:: TASK INPUTS ::

======

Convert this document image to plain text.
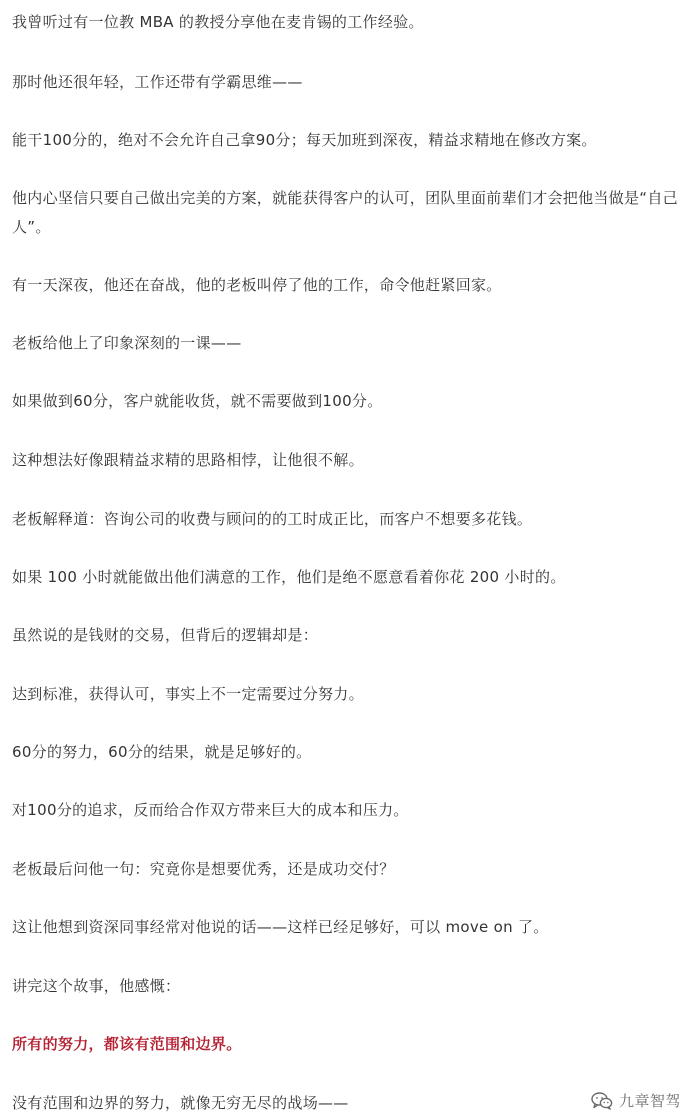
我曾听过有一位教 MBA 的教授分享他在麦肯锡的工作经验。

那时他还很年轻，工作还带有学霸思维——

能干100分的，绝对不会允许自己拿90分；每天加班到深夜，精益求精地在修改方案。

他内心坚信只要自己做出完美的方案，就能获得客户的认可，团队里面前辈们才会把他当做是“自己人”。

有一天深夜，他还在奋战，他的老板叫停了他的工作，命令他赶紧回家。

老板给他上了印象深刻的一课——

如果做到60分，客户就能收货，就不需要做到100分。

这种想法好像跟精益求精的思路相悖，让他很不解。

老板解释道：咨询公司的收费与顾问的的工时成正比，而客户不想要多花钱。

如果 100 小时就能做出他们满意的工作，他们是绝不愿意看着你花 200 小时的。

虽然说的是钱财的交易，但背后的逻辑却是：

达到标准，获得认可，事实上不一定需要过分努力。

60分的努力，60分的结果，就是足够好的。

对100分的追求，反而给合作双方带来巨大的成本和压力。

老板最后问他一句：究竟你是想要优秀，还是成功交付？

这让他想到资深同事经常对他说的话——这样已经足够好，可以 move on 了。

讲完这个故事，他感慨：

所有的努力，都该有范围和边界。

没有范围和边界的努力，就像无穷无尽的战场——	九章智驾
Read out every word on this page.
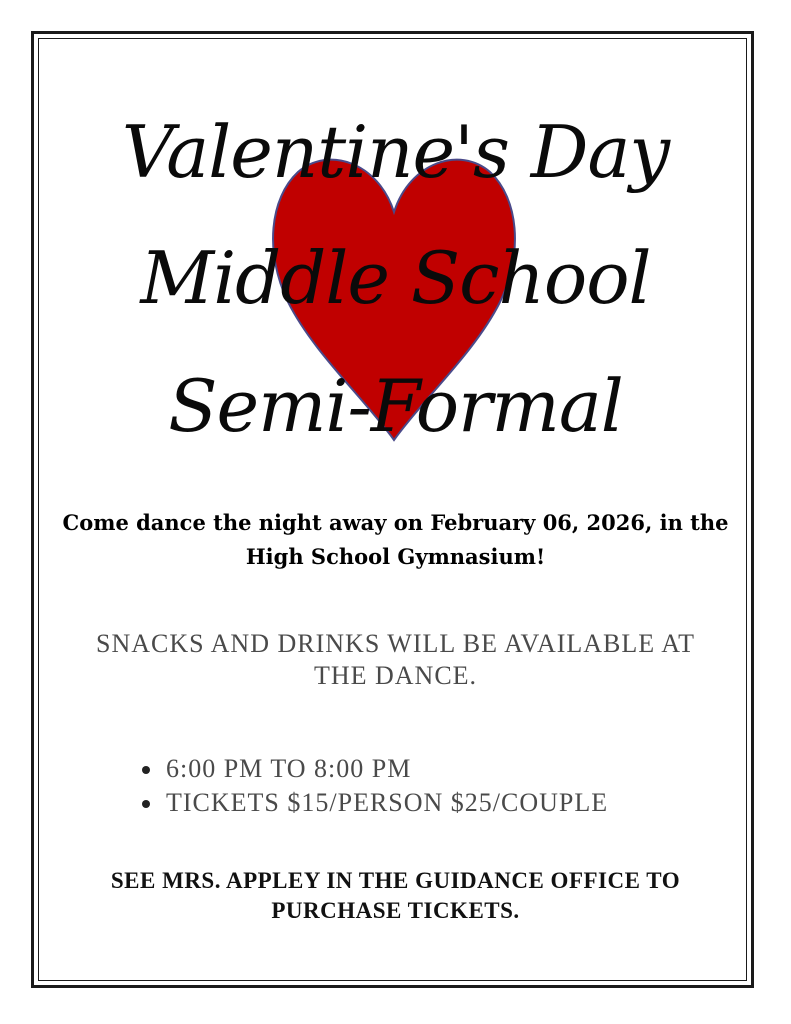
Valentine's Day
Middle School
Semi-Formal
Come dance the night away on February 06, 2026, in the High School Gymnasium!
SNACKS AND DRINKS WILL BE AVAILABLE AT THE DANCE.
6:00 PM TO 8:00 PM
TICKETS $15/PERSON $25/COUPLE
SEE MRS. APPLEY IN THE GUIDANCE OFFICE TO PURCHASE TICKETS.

======

Each line from the one that contains "Read out every word on this page." through the end of the records should be restated exactly; include both end lines and leave any pictures out.

Read out every word on this page.
Valentine's Day
Middle School
Semi-Formal
Come dance the night away on February 06, 2026, in the High School Gymnasium!
SNACKS AND DRINKS WILL BE AVAILABLE AT THE DANCE.
6:00 PM TO 8:00 PM
TICKETS $15/PERSON $25/COUPLE
SEE MRS. APPLEY IN THE GUIDANCE OFFICE TO PURCHASE TICKETS.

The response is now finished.